((

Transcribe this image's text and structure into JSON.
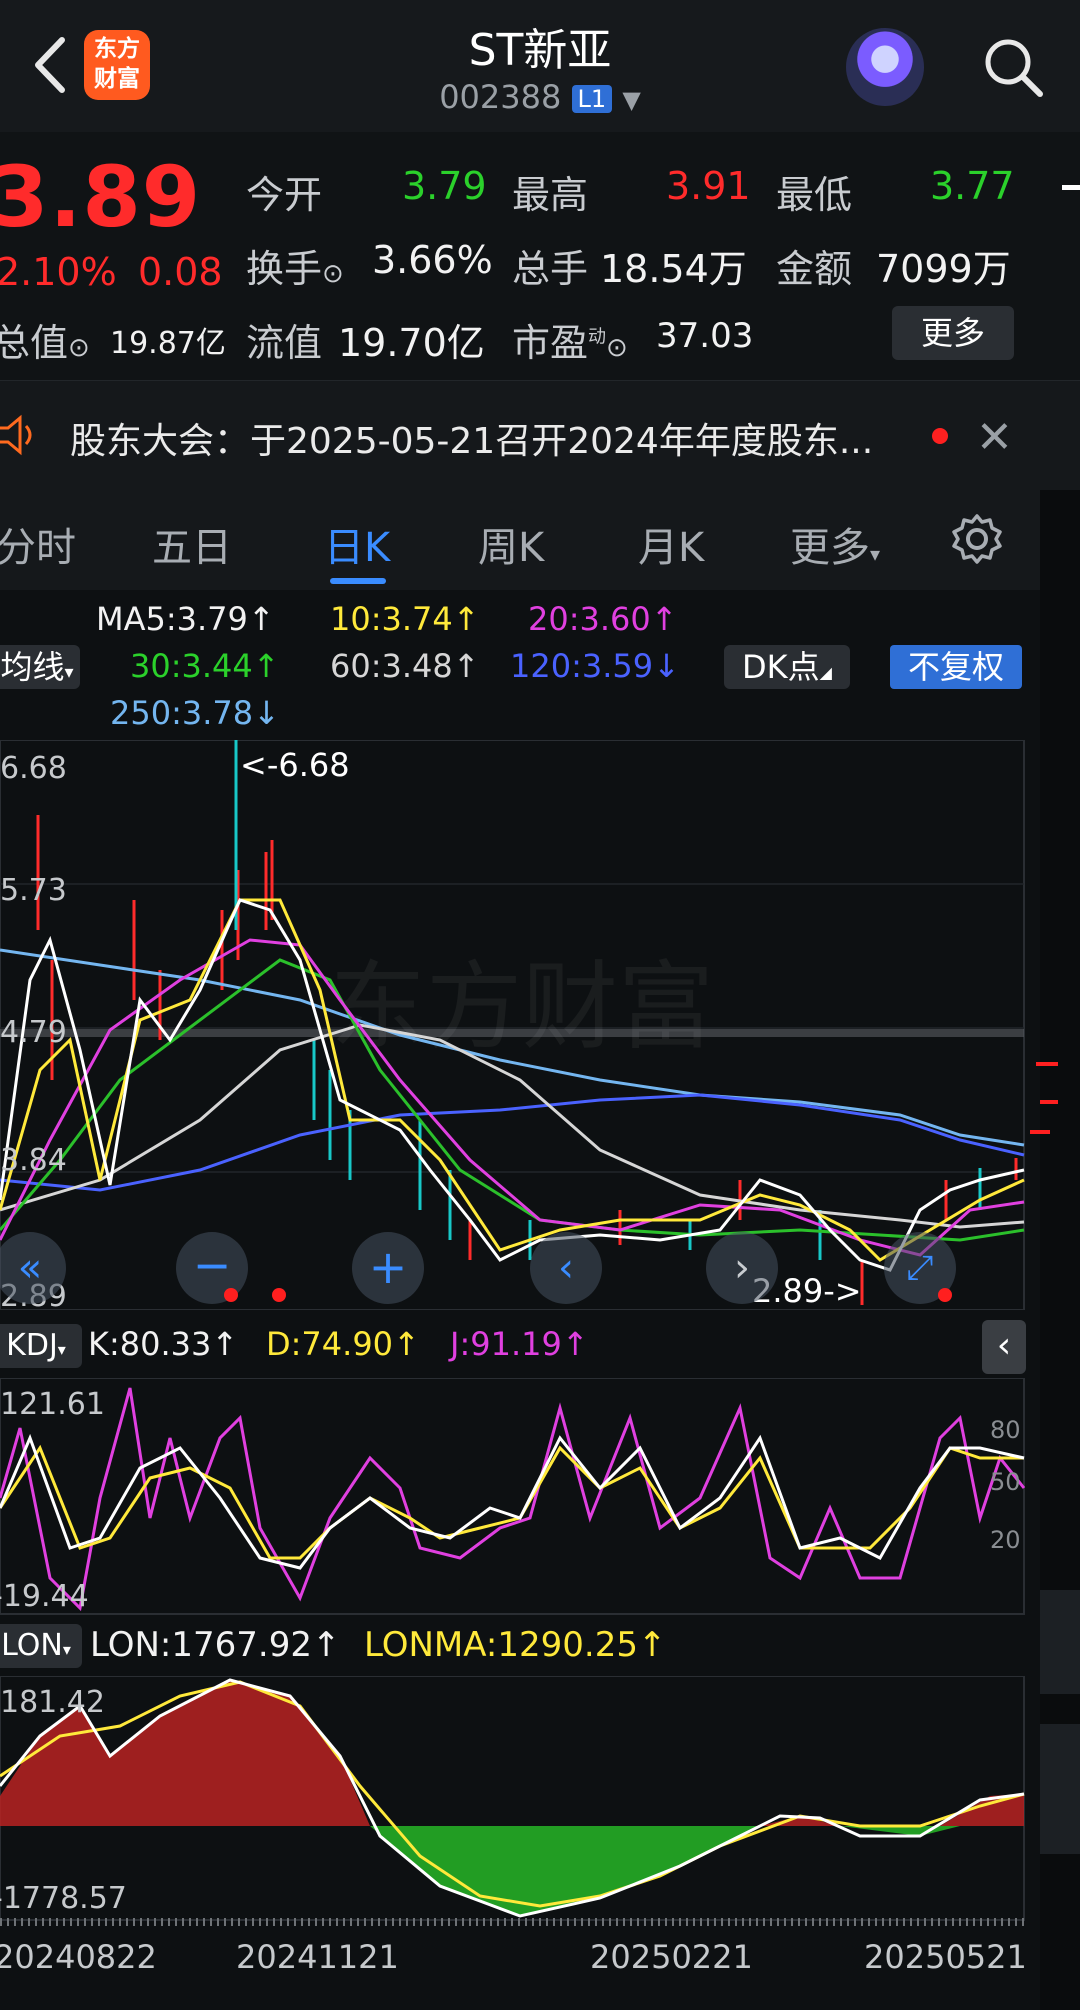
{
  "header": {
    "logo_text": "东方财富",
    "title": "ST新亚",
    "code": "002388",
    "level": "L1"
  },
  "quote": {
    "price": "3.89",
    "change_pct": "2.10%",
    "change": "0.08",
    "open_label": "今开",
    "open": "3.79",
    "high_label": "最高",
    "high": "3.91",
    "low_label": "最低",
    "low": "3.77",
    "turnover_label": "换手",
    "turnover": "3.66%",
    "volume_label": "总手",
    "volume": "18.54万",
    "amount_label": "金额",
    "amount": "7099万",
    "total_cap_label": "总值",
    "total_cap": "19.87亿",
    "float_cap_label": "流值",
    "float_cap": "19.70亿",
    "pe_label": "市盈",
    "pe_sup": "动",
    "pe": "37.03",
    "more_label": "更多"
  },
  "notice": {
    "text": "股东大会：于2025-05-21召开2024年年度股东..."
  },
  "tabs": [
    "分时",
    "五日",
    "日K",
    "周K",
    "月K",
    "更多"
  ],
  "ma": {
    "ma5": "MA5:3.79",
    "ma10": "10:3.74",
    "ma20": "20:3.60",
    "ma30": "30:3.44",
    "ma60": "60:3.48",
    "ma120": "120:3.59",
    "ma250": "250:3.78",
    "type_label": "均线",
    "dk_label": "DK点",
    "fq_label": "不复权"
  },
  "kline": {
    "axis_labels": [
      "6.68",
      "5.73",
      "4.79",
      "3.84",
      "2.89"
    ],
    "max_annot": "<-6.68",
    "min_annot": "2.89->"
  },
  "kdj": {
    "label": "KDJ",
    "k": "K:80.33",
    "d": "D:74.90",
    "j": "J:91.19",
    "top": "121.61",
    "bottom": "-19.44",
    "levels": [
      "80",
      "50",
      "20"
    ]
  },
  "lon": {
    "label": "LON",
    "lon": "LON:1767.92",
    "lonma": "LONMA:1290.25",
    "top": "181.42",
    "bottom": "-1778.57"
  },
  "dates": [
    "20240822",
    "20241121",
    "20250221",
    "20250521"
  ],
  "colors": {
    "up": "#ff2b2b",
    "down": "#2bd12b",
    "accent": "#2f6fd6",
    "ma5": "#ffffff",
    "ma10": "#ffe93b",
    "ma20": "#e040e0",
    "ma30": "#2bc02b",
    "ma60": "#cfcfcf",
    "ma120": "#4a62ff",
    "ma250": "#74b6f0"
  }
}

))
((

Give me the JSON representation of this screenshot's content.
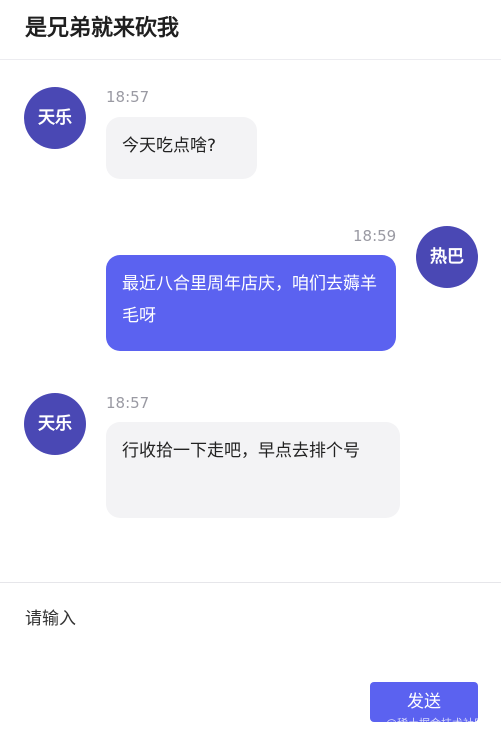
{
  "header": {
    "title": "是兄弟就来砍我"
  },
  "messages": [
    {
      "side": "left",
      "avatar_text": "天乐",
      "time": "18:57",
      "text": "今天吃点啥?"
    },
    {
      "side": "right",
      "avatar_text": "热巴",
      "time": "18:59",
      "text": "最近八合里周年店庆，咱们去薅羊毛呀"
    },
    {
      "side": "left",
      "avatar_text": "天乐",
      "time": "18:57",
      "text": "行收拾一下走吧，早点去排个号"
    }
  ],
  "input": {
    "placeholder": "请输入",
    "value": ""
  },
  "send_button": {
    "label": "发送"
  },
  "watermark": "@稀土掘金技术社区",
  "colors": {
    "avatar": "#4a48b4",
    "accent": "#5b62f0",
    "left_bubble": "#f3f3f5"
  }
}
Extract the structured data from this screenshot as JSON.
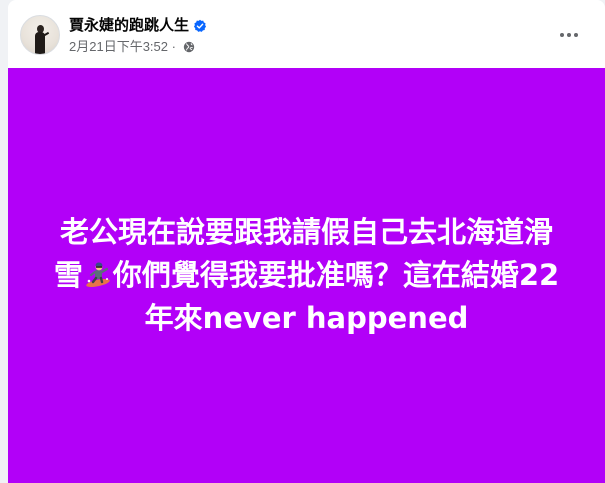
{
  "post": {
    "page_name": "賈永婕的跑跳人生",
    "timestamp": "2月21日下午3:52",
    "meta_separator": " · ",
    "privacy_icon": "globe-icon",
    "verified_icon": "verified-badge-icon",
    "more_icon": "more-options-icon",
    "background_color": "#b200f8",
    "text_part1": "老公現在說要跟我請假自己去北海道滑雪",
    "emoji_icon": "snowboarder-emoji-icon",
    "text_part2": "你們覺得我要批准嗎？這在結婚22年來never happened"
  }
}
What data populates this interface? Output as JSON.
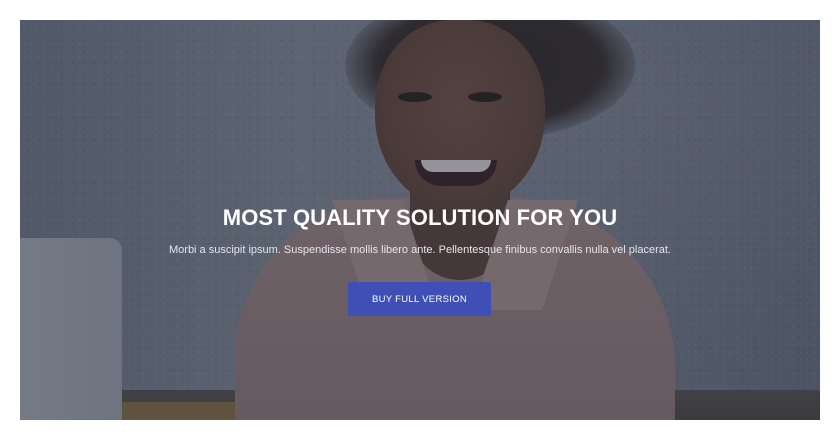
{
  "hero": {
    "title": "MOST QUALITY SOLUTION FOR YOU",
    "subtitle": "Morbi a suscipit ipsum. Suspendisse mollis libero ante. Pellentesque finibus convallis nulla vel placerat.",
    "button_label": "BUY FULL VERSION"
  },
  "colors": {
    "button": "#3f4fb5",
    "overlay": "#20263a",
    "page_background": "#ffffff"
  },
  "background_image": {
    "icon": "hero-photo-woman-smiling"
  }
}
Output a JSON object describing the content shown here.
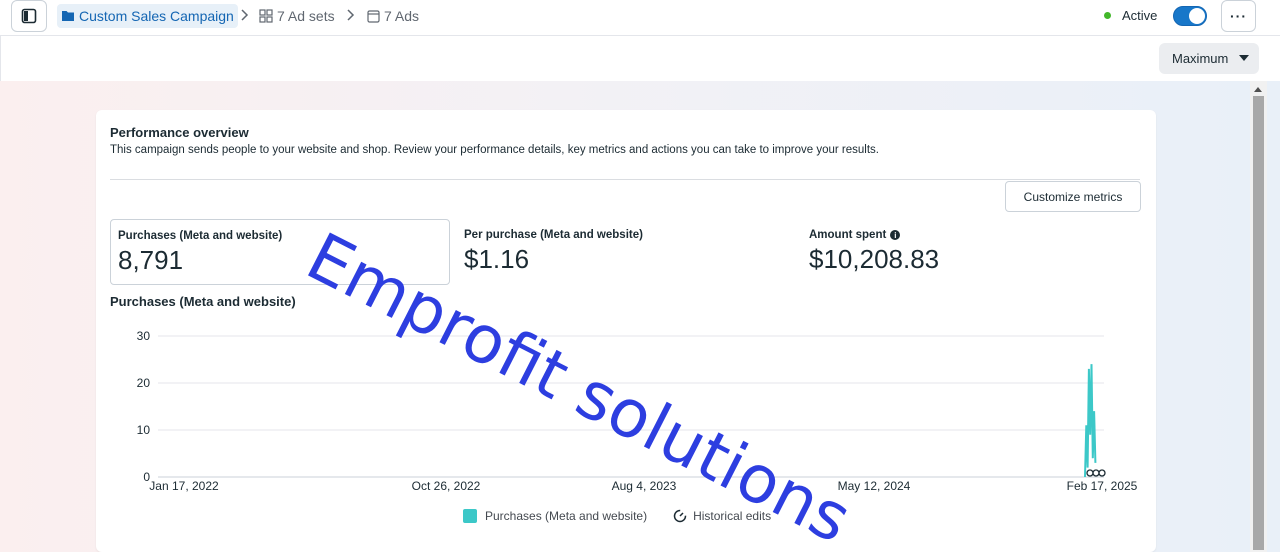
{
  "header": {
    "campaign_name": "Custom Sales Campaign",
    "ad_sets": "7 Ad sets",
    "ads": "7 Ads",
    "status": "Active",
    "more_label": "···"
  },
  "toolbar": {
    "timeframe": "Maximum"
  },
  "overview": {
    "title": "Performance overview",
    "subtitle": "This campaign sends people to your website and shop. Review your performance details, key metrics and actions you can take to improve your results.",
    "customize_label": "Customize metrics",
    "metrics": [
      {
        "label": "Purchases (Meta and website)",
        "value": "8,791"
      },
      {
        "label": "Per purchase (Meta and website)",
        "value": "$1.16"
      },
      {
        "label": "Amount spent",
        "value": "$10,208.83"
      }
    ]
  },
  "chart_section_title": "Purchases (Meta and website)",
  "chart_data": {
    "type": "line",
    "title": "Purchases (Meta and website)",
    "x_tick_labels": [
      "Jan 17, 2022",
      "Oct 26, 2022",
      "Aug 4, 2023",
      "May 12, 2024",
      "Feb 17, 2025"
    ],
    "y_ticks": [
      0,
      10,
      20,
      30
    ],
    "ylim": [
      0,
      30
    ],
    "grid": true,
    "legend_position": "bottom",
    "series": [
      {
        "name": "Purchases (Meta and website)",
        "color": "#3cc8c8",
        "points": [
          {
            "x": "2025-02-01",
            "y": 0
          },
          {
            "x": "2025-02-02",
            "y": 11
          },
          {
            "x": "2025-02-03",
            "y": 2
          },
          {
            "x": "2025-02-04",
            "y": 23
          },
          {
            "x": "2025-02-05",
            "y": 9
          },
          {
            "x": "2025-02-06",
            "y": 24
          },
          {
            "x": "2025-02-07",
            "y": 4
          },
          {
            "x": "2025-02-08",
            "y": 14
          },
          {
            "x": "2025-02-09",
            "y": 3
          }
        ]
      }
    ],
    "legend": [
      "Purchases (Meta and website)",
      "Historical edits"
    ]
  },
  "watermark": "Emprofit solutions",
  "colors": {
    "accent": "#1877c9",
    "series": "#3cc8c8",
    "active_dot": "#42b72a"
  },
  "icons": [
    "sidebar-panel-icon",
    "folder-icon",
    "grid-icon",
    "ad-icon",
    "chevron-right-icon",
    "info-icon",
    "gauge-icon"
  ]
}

))

**Exercise task:**
Select all lines in the listing above where the word "subtitle" appears, and show them.

**Answer for the task:**
    "subtitle": "Morbi a suscipit ipsum. Suspendisse mollis libero ante. Pellentesque finibus convallis nulla vel placerat.",
    "subtitle": "This campaign sends people to your website and shop. Review your performance details, key metrics and actions you can take to improve your results.",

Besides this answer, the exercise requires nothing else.